** Begin **

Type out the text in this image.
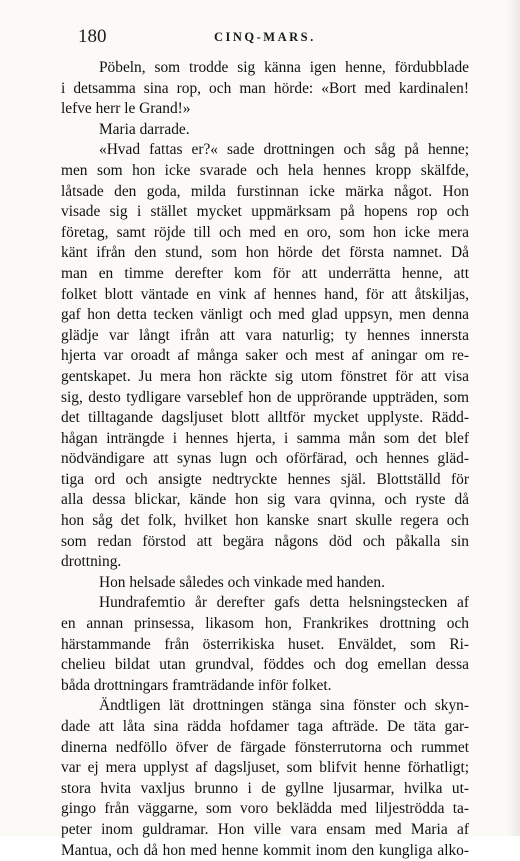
180	CINQ-MARS.
Pöbeln, som trodde sig känna igen henne, fördubblade
i detsamma sina rop, och man hörde: «Bort med kardinalen!
lefve herr le Grand!»
Maria darrade.
«Hvad fattas er?« sade drottningen och såg på henne;
men som hon icke svarade och hela hennes kropp skälfde,
låtsade den goda, milda furstinnan icke märka något. Hon
visade sig i stället mycket uppmärksam på hopens rop och
företag, samt röjde till och med en oro, som hon icke mera
känt ifrån den stund, som hon hörde det första namnet. Då
man en timme derefter kom för att underrätta henne, att
folket blott väntade en vink af hennes hand, för att åtskiljas,
gaf hon detta tecken vänligt och med glad uppsyn, men denna
glädje var långt ifrån att vara naturlig; ty hennes innersta
hjerta var oroadt af många saker och mest af aningar om re-
gentskapet. Ju mera hon räckte sig utom fönstret för att visa
sig, desto tydligare varseblef hon de upprörande uppträden, som
det tilltagande dagsljuset blott alltför mycket upplyste. Rädd-
hågan inträngde i hennes hjerta, i samma mån som det blef
nödvändigare att synas lugn och oförfärad, och hennes gläd-
tiga ord och ansigte nedtryckte hennes själ. Blottställd för
alla dessa blickar, kände hon sig vara qvinna, och ryste då
hon såg det folk, hvilket hon kanske snart skulle regera och
som redan förstod att begära någons död och påkalla sin
drottning.
Hon helsade således och vinkade med handen.
Hundrafemtio år derefter gafs detta helsningstecken af
en annan prinsessa, likasom hon, Frankrikes drottning och
härstammande från österrikiska huset. Enväldet, som Ri-
chelieu bildat utan grundval, föddes och dog emellan dessa
båda drottningars framträdande inför folket.
Ändtligen lät drottningen stänga sina fönster och skyn-
dade att låta sina rädda hofdamer taga afträde. De täta gar-
dinerna nedföllo öfver de färgade fönsterrutorna och rummet
var ej mera upplyst af dagsljuset, som blifvit henne förhatligt;
stora hvita vaxljus brunno i de gyllne ljusarmar, hvilka ut-
gingo från väggarne, som voro beklädda med liljeströdda ta-
peter inom guldramar. Hon ville vara ensam med Maria af
Mantua, och då hon med henne kommit inom den kungliga alko-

** End **

§ **TASK TO CARRY OUT**: Excluding the pictures, restate the records above word for word.

§ **ANSWER BELOW**:
Type out the text in this image.
180	CINQ-MARS.
Pöbeln, som trodde sig känna igen henne, fördubblade
i detsamma sina rop, och man hörde: «Bort med kardinalen!
lefve herr le Grand!»
Maria darrade.
«Hvad fattas er?« sade drottningen och såg på henne;
men som hon icke svarade och hela hennes kropp skälfde,
låtsade den goda, milda furstinnan icke märka något. Hon
visade sig i stället mycket uppmärksam på hopens rop och
företag, samt röjde till och med en oro, som hon icke mera
känt ifrån den stund, som hon hörde det första namnet. Då
man en timme derefter kom för att underrätta henne, att
folket blott väntade en vink af hennes hand, för att åtskiljas,
gaf hon detta tecken vänligt och med glad uppsyn, men denna
glädje var långt ifrån att vara naturlig; ty hennes innersta
hjerta var oroadt af många saker och mest af aningar om re-
gentskapet. Ju mera hon räckte sig utom fönstret för att visa
sig, desto tydligare varseblef hon de upprörande uppträden, som
det tilltagande dagsljuset blott alltför mycket upplyste. Rädd-
hågan inträngde i hennes hjerta, i samma mån som det blef
nödvändigare att synas lugn och oförfärad, och hennes gläd-
tiga ord och ansigte nedtryckte hennes själ. Blottställd för
alla dessa blickar, kände hon sig vara qvinna, och ryste då
hon såg det folk, hvilket hon kanske snart skulle regera och
som redan förstod att begära någons död och påkalla sin
drottning.
Hon helsade således och vinkade med handen.
Hundrafemtio år derefter gafs detta helsningstecken af
en annan prinsessa, likasom hon, Frankrikes drottning och
härstammande från österrikiska huset. Enväldet, som Ri-
chelieu bildat utan grundval, föddes och dog emellan dessa
båda drottningars framträdande inför folket.
Ändtligen lät drottningen stänga sina fönster och skyn-
dade att låta sina rädda hofdamer taga afträde. De täta gar-
dinerna nedföllo öfver de färgade fönsterrutorna och rummet
var ej mera upplyst af dagsljuset, som blifvit henne förhatligt;
stora hvita vaxljus brunno i de gyllne ljusarmar, hvilka ut-
gingo från väggarne, som voro beklädda med liljeströdda ta-
peter inom guldramar. Hon ville vara ensam med Maria af
Mantua, och då hon med henne kommit inom den kungliga alko-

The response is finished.